Stored data
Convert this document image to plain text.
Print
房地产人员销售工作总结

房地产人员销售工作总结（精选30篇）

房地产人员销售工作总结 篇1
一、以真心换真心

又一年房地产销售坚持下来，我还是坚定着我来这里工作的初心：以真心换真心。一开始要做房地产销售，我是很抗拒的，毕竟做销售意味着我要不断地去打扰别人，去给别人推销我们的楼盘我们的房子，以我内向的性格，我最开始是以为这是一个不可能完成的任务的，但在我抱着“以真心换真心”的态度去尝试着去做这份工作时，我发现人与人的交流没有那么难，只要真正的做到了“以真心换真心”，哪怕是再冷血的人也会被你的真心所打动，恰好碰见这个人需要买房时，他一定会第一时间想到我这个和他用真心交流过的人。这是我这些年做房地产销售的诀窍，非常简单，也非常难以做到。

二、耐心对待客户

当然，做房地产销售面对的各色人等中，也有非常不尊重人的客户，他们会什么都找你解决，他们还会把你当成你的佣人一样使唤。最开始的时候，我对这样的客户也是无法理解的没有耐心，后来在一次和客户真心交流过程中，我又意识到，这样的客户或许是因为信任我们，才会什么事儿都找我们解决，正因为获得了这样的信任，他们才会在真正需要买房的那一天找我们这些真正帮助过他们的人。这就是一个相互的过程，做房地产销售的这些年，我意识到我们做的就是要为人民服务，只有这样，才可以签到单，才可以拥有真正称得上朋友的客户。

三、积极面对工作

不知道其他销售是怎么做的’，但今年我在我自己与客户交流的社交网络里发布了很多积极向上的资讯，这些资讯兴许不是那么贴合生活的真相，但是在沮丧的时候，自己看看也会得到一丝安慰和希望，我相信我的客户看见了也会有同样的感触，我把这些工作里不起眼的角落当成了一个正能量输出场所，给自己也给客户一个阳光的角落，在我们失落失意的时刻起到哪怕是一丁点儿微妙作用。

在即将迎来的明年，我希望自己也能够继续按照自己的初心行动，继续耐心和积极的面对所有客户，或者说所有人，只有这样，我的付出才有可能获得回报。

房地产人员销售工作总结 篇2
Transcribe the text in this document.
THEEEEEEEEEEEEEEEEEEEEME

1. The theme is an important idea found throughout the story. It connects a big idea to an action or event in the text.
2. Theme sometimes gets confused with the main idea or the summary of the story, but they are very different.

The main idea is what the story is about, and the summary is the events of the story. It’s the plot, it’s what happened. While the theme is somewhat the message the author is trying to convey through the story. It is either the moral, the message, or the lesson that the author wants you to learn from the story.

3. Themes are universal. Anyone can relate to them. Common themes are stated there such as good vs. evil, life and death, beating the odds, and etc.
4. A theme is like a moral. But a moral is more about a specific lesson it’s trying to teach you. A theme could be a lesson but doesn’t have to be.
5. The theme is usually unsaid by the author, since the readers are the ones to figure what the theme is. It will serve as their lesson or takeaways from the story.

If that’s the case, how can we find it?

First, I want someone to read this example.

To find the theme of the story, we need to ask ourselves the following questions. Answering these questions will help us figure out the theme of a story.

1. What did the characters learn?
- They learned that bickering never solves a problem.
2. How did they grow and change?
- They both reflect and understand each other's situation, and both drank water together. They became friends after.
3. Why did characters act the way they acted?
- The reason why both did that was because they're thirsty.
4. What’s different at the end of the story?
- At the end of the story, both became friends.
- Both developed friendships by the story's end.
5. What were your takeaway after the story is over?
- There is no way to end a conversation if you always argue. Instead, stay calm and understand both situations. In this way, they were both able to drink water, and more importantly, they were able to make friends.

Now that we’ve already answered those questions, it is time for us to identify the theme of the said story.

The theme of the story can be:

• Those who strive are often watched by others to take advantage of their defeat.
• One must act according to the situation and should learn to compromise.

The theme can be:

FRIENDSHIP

- _Task directions_
Repeat the records exactly, including every line.

- _Output of the task_
Convert this document image to plain text.
Print
房地产人员销售工作总结

房地产人员销售工作总结（精选30篇）

房地产人员销售工作总结 篇1
一、以真心换真心

又一年房地产销售坚持下来，我还是坚定着我来这里工作的初心：以真心换真心。一开始要做房地产销售，我是很抗拒的，毕竟做销售意味着我要不断地去打扰别人，去给别人推销我们的楼盘我们的房子，以我内向的性格，我最开始是以为这是一个不可能完成的任务的，但在我抱着“以真心换真心”的态度去尝试着去做这份工作时，我发现人与人的交流没有那么难，只要真正的做到了“以真心换真心”，哪怕是再冷血的人也会被你的真心所打动，恰好碰见这个人需要买房时，他一定会第一时间想到我这个和他用真心交流过的人。这是我这些年做房地产销售的诀窍，非常简单，也非常难以做到。

二、耐心对待客户

当然，做房地产销售面对的各色人等中，也有非常不尊重人的客户，他们会什么都找你解决，他们还会把你当成你的佣人一样使唤。最开始的时候，我对这样的客户也是无法理解的没有耐心，后来在一次和客户真心交流过程中，我又意识到，这样的客户或许是因为信任我们，才会什么事儿都找我们解决，正因为获得了这样的信任，他们才会在真正需要买房的那一天找我们这些真正帮助过他们的人。这就是一个相互的过程，做房地产销售的这些年，我意识到我们做的就是要为人民服务，只有这样，才可以签到单，才可以拥有真正称得上朋友的客户。

三、积极面对工作

不知道其他销售是怎么做的’，但今年我在我自己与客户交流的社交网络里发布了很多积极向上的资讯，这些资讯兴许不是那么贴合生活的真相，但是在沮丧的时候，自己看看也会得到一丝安慰和希望，我相信我的客户看见了也会有同样的感触，我把这些工作里不起眼的角落当成了一个正能量输出场所，给自己也给客户一个阳光的角落，在我们失落失意的时刻起到哪怕是一丁点儿微妙作用。

在即将迎来的明年，我希望自己也能够继续按照自己的初心行动，继续耐心和积极的面对所有客户，或者说所有人，只有这样，我的付出才有可能获得回报。

房地产人员销售工作总结 篇2
Transcribe the text in this document.
THEEEEEEEEEEEEEEEEEEEEME

1. The theme is an important idea found throughout the story. It connects a big idea to an action or event in the text.
2. Theme sometimes gets confused with the main idea or the summary of the story, but they are very different.

The main idea is what the story is about, and the summary is the events of the story. It’s the plot, it’s what happened. While the theme is somewhat the message the author is trying to convey through the story. It is either the moral, the message, or the lesson that the author wants you to learn from the story.

3. Themes are universal. Anyone can relate to them. Common themes are stated there such as good vs. evil, life and death, beating the odds, and etc.
4. A theme is like a moral. But a moral is more about a specific lesson it’s trying to teach you. A theme could be a lesson but doesn’t have to be.
5. The theme is usually unsaid by the author, since the readers are the ones to figure what the theme is. It will serve as their lesson or takeaways from the story.

If that’s the case, how can we find it?

First, I want someone to read this example.

To find the theme of the story, we need to ask ourselves the following questions. Answering these questions will help us figure out the theme of a story.

1. What did the characters learn?
- They learned that bickering never solves a problem.
2. How did they grow and change?
- They both reflect and understand each other's situation, and both drank water together. They became friends after.
3. Why did characters act the way they acted?
- The reason why both did that was because they're thirsty.
4. What’s different at the end of the story?
- At the end of the story, both became friends.
- Both developed friendships by the story's end.
5. What were your takeaway after the story is over?
- There is no way to end a conversation if you always argue. Instead, stay calm and understand both situations. In this way, they were both able to drink water, and more importantly, they were able to make friends.

Now that we’ve already answered those questions, it is time for us to identify the theme of the said story.

The theme of the story can be:

• Those who strive are often watched by others to take advantage of their defeat.
• One must act according to the situation and should learn to compromise.

The theme can be:

FRIENDSHIP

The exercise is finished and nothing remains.